>> START

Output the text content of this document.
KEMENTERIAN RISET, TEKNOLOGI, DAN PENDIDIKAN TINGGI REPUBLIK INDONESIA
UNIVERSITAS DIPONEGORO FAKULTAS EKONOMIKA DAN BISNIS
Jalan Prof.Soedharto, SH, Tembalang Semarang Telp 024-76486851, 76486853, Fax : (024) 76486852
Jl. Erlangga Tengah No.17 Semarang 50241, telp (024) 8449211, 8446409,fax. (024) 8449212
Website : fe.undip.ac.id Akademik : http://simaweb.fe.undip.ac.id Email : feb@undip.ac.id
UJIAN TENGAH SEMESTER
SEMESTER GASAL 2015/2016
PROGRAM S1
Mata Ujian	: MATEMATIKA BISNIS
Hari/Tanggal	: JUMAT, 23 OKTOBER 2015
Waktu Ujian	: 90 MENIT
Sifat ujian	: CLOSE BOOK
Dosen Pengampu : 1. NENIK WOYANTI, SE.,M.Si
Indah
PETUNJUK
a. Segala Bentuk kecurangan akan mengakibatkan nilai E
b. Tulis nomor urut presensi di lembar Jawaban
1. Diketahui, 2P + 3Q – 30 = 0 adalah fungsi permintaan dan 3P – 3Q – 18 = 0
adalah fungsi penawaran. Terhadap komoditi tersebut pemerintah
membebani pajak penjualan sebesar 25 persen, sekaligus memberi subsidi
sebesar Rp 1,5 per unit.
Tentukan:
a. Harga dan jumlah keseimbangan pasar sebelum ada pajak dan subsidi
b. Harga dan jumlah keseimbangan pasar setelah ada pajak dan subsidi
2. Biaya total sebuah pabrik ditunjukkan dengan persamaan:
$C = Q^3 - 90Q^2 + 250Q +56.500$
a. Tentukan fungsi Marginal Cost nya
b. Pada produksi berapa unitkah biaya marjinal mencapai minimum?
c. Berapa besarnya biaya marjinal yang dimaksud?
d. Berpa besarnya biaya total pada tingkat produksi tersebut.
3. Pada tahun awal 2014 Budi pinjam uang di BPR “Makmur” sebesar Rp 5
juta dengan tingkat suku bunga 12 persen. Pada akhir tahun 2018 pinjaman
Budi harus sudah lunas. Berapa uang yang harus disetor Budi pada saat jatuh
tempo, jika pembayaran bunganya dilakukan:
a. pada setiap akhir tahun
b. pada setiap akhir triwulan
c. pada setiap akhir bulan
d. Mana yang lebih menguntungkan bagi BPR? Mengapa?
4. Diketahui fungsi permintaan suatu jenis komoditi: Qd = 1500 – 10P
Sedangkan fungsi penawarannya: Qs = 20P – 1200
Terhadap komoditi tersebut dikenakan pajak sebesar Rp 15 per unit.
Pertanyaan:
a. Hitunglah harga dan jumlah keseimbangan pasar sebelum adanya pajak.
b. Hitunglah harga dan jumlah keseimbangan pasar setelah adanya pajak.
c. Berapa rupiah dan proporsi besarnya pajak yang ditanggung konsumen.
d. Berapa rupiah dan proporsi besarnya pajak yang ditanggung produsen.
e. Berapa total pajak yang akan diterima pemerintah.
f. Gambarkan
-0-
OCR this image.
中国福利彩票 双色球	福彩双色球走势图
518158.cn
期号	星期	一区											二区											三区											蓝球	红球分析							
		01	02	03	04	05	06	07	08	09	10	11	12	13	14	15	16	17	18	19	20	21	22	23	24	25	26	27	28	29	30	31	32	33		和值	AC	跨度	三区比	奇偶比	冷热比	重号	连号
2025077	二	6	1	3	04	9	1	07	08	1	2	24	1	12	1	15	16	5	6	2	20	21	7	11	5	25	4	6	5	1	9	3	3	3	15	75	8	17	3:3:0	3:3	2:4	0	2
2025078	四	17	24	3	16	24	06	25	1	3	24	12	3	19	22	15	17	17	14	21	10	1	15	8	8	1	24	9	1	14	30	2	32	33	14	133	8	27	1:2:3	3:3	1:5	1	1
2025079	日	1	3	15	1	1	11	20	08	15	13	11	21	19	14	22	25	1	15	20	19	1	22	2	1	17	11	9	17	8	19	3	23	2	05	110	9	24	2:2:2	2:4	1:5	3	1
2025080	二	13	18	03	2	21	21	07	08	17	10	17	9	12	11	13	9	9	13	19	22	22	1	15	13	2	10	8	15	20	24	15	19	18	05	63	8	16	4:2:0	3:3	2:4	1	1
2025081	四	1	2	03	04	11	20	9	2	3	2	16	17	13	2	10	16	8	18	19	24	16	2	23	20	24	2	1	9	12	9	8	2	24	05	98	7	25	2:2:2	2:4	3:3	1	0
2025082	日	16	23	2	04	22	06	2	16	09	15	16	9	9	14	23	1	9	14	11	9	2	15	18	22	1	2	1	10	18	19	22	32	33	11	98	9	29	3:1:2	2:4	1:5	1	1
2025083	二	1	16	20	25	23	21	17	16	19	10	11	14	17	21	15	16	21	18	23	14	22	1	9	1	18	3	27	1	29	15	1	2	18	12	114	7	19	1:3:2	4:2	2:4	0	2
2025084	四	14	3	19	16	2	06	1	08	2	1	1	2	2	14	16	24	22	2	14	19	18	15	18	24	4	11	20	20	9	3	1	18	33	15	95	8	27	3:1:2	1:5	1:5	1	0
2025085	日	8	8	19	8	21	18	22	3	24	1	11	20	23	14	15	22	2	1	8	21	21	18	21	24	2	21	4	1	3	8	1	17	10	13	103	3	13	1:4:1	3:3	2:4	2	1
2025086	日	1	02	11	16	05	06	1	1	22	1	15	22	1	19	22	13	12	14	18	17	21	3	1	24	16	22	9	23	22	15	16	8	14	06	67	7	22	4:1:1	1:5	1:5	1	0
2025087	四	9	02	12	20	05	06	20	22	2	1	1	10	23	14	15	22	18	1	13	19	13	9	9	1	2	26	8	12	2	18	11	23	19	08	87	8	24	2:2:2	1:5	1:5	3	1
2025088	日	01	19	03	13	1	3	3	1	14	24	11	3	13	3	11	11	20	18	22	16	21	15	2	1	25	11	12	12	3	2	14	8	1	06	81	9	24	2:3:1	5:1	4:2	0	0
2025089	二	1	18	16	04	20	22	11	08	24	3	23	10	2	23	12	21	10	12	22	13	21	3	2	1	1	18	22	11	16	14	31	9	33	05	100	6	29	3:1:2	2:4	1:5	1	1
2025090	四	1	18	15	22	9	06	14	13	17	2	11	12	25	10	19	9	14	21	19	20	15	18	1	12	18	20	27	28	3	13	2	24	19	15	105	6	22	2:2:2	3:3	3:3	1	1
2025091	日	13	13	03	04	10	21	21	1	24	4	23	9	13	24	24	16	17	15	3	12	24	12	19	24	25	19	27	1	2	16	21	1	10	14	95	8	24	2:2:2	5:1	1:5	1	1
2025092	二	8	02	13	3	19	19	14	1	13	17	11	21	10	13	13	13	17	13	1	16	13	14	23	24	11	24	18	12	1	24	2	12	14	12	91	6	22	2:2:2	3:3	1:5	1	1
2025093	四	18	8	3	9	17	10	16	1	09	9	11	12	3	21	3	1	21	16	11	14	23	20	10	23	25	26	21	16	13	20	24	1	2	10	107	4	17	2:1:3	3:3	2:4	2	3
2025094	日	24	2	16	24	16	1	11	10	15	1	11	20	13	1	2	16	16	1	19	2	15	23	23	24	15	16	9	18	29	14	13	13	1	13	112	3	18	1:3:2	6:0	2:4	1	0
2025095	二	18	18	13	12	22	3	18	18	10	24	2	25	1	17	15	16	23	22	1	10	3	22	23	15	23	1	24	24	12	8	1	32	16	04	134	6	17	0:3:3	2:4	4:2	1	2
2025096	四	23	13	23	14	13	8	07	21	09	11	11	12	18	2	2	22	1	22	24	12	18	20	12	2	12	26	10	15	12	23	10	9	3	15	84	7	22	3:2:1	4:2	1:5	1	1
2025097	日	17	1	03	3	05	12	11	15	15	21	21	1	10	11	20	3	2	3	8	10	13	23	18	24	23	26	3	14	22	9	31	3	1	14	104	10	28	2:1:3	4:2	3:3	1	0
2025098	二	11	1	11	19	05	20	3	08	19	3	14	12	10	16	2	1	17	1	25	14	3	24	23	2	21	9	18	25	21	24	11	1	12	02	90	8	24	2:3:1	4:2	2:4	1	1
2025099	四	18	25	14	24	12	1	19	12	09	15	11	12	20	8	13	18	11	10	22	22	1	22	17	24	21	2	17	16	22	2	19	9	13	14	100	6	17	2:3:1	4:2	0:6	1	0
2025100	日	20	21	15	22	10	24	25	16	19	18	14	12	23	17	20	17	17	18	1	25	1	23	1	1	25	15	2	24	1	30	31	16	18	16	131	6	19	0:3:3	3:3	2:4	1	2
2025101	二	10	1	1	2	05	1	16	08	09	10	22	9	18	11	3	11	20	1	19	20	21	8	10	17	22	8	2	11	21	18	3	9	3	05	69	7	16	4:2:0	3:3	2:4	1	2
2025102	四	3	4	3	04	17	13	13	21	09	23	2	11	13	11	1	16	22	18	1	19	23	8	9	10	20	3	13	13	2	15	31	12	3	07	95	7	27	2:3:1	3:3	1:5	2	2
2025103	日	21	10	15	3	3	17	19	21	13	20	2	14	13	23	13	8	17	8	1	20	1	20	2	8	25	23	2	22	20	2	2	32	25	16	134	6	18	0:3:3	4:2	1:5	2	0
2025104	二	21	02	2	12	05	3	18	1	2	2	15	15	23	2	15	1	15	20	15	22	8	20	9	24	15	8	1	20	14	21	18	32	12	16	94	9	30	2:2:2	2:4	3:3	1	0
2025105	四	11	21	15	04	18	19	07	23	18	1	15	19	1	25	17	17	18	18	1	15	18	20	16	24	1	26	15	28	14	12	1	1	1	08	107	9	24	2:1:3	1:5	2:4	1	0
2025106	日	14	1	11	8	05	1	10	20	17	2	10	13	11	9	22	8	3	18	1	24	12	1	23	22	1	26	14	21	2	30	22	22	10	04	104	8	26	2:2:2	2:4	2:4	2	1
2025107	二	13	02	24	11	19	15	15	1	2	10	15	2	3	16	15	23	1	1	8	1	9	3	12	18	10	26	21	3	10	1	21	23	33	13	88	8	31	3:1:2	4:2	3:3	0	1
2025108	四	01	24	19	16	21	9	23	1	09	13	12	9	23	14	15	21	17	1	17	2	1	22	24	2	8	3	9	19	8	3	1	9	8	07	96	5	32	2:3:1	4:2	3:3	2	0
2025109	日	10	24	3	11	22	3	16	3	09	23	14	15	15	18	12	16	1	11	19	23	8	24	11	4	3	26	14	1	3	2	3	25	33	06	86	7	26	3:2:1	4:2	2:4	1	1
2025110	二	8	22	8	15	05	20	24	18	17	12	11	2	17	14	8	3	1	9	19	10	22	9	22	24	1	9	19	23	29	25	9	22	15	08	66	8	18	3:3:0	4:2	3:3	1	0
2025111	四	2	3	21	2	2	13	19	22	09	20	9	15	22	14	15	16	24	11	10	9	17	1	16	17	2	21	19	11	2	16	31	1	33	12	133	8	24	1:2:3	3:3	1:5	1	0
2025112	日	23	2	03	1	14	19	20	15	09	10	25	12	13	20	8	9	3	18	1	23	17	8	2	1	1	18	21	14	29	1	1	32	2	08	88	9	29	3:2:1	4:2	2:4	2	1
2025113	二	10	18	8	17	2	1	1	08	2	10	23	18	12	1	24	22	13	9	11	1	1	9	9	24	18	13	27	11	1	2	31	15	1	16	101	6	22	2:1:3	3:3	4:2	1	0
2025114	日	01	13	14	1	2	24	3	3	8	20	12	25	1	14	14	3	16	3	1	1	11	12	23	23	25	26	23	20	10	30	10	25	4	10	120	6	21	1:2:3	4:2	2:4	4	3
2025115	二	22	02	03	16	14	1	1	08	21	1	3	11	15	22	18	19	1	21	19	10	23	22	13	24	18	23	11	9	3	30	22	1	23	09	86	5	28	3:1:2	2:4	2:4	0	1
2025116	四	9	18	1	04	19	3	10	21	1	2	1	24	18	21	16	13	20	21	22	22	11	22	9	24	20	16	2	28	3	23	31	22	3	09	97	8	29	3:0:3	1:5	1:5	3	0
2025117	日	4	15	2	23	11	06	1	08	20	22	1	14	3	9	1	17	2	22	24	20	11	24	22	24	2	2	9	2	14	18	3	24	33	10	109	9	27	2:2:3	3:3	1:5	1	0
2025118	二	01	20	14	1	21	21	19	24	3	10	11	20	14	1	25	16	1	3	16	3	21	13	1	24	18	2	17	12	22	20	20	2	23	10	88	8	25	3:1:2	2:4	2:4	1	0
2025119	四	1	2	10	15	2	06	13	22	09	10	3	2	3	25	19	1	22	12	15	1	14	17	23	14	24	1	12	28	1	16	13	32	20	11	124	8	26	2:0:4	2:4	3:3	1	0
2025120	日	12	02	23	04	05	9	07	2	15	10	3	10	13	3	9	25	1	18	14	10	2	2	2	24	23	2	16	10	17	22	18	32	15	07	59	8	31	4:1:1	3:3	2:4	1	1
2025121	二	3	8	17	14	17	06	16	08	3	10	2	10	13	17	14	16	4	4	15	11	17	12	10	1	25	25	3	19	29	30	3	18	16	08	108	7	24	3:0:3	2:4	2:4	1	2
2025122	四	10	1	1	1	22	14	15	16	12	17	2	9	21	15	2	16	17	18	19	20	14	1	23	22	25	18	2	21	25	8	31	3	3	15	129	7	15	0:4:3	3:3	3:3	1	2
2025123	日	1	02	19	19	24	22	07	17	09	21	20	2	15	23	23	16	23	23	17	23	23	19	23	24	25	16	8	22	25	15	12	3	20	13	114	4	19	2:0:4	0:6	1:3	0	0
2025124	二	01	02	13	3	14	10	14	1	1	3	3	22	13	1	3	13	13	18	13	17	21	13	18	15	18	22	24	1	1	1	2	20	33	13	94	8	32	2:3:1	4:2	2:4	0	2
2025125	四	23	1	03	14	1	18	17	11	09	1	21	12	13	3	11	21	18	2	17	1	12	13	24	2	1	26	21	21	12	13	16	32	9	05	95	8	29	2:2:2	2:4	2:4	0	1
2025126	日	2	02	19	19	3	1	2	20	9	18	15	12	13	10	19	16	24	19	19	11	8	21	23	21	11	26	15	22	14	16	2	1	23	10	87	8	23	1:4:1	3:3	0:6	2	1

>> END

**PROMPT:** In how many lines of the data does the string "sebelum" appear? Give only the number.

**TASK RESPONSE:** 2